[Data records]
══════════
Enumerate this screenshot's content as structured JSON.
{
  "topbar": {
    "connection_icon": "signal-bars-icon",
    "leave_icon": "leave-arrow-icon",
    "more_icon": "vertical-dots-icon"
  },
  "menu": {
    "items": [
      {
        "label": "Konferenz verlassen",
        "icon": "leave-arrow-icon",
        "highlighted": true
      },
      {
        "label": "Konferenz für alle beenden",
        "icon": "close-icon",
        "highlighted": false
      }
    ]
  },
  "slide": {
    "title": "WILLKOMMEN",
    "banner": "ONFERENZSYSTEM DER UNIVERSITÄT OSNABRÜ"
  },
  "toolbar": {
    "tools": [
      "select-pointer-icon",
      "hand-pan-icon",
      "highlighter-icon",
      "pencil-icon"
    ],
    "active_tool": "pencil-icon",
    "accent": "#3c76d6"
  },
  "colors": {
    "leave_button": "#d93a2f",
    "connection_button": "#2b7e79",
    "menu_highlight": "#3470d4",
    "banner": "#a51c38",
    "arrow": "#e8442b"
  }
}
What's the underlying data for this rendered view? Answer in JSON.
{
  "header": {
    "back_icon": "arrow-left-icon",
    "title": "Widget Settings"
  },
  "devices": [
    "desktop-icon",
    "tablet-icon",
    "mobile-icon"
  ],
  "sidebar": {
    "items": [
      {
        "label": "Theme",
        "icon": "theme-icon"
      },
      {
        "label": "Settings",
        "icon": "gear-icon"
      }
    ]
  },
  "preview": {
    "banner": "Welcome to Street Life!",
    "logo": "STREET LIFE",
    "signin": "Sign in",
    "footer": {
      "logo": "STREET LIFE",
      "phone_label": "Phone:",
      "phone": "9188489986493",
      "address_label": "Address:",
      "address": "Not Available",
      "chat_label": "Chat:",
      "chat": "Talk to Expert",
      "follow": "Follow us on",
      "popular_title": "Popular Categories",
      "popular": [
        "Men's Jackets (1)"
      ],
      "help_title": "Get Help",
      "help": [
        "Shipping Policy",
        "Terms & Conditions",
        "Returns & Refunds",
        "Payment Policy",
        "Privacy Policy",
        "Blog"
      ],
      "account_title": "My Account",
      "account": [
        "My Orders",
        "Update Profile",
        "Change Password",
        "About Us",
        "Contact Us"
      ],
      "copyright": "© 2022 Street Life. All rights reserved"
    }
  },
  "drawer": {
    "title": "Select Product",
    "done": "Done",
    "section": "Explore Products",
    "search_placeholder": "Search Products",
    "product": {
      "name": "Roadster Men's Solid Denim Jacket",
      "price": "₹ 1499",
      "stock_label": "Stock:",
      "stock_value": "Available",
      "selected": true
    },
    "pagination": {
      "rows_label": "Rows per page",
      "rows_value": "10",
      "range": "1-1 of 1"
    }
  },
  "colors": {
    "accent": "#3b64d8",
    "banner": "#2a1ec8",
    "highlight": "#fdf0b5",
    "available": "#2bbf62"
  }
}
══════════
Using the material above, report each line where "arrow" occurs.

    "leave_icon": "leave-arrow-icon",
        "icon": "leave-arrow-icon",
    "arrow": "#e8442b"
    "back_icon": "arrow-left-icon",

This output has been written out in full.